=== DATA FOR THIS EXERCISE ===

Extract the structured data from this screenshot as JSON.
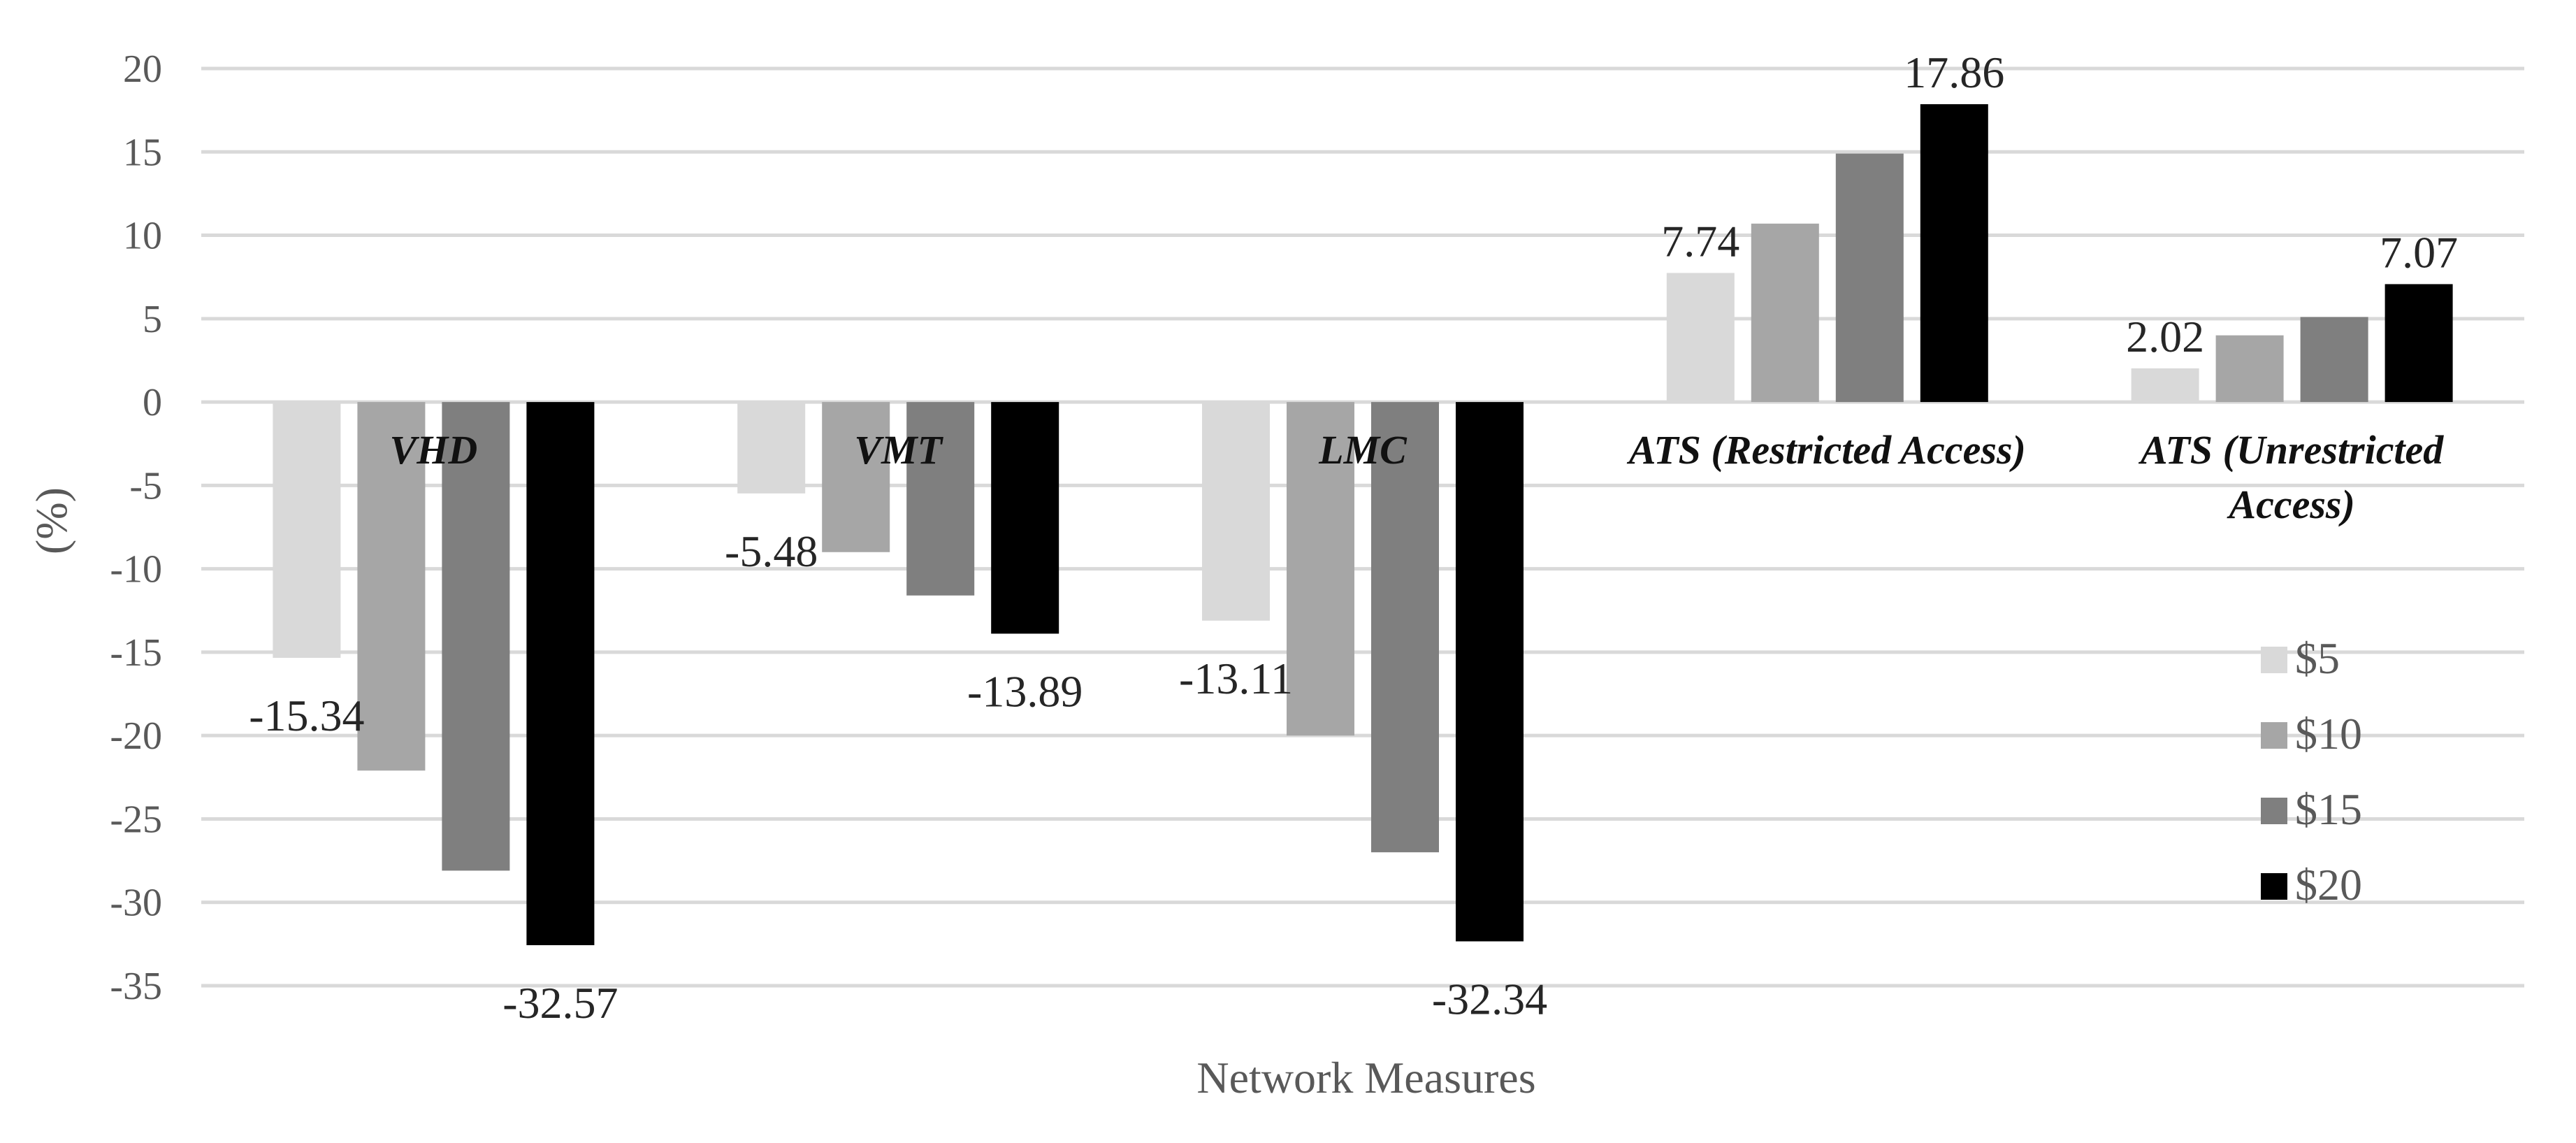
{
  "chart_data": {
    "type": "bar",
    "title": "",
    "xlabel": "Network Measures",
    "ylabel": "(%)",
    "ylim": [
      -35,
      20
    ],
    "yticks": [
      20,
      15,
      10,
      5,
      0,
      -5,
      -10,
      -15,
      -20,
      -25,
      -30,
      -35
    ],
    "grid": true,
    "legend_position": "right",
    "categories": [
      "VHD",
      "VMT",
      "LMC",
      "ATS (Restricted Access)",
      "ATS (Unrestricted Access)"
    ],
    "series": [
      {
        "name": "$5",
        "color": "#d9d9d9",
        "values": [
          -15.34,
          -5.48,
          -13.11,
          7.74,
          2.02
        ]
      },
      {
        "name": "$10",
        "color": "#a6a6a6",
        "values": [
          -22.1,
          -9.0,
          -20.0,
          10.7,
          4.0
        ]
      },
      {
        "name": "$15",
        "color": "#7f7f7f",
        "values": [
          -28.1,
          -11.6,
          -27.0,
          14.9,
          5.1
        ]
      },
      {
        "name": "$20",
        "color": "#000000",
        "values": [
          -32.57,
          -13.89,
          -32.34,
          17.86,
          7.07
        ]
      }
    ],
    "data_labels": [
      {
        "series": 0,
        "category": 0,
        "text": "-15.34"
      },
      {
        "series": 3,
        "category": 0,
        "text": "-32.57"
      },
      {
        "series": 0,
        "category": 1,
        "text": "-5.48"
      },
      {
        "series": 3,
        "category": 1,
        "text": "-13.89"
      },
      {
        "series": 0,
        "category": 2,
        "text": "-13.11"
      },
      {
        "series": 3,
        "category": 2,
        "text": "-32.34"
      },
      {
        "series": 0,
        "category": 3,
        "text": "7.74"
      },
      {
        "series": 3,
        "category": 3,
        "text": "17.86"
      },
      {
        "series": 0,
        "category": 4,
        "text": "2.02"
      },
      {
        "series": 3,
        "category": 4,
        "text": "7.07"
      }
    ]
  }
}
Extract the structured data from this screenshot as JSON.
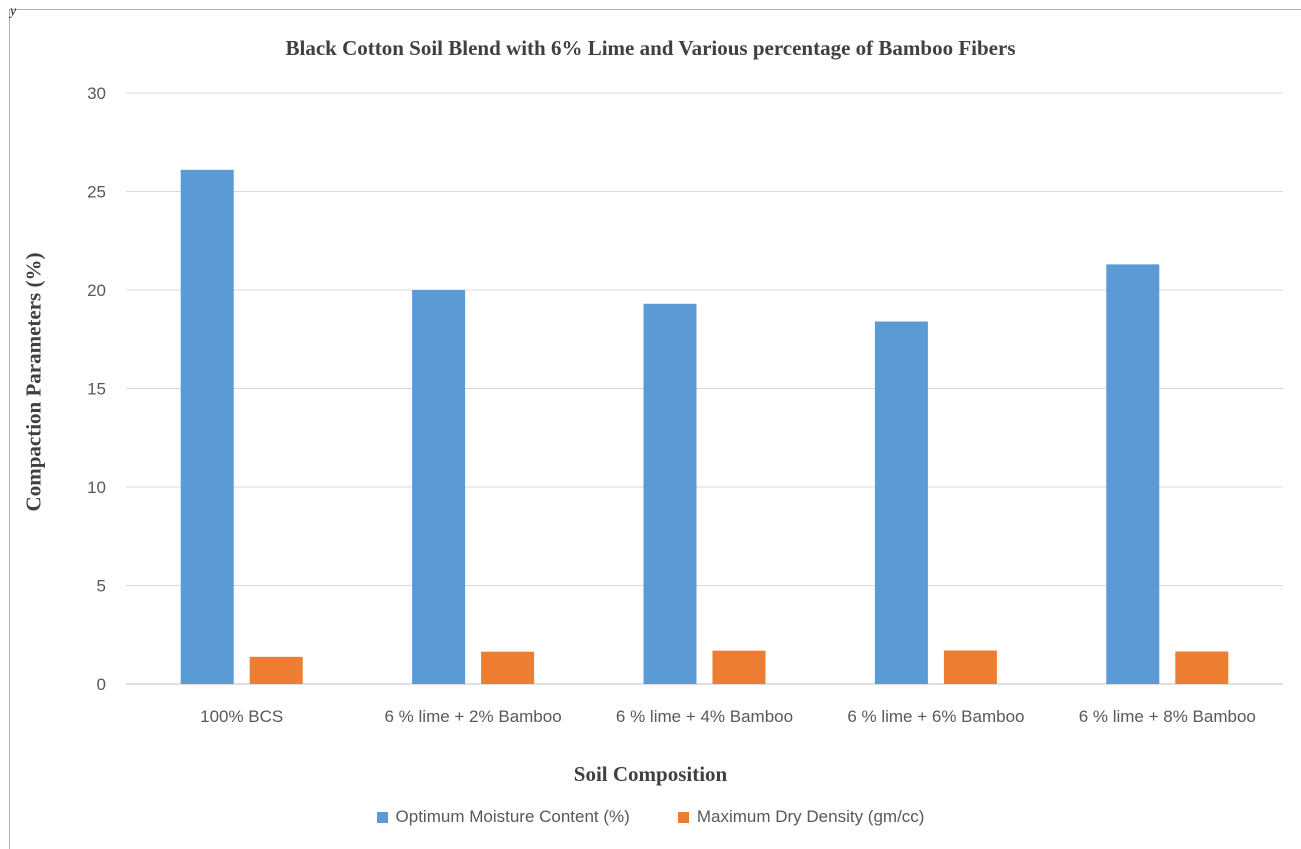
{
  "corner_text": "y",
  "chart_data": {
    "type": "bar",
    "title": "Black Cotton Soil Blend with 6% Lime and Various percentage of Bamboo Fibers",
    "xlabel": "Soil Composition",
    "ylabel": "Compaction Parameters (%)",
    "ylim": [
      0,
      30
    ],
    "yticks": [
      "0",
      "5",
      "10",
      "15",
      "20",
      "25",
      "30"
    ],
    "grid": true,
    "legend_position": "bottom",
    "categories": [
      "100% BCS",
      "6 % lime + 2% Bamboo",
      "6 % lime + 4% Bamboo",
      "6 % lime + 6% Bamboo",
      "6 % lime + 8% Bamboo"
    ],
    "series": [
      {
        "name": "Optimum Moisture Content (%)",
        "color": "#5b9bd5",
        "values": [
          26.1,
          20.0,
          19.3,
          18.4,
          21.3
        ]
      },
      {
        "name": "Maximum Dry Density (gm/cc)",
        "color": "#ed7d31",
        "values": [
          1.38,
          1.64,
          1.69,
          1.7,
          1.65
        ]
      }
    ]
  }
}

===

## WHAT YOU NEED TO DO
How many lines of the listing above include the word "Bamboo"? Reply with the number alone.

## ANSWER
5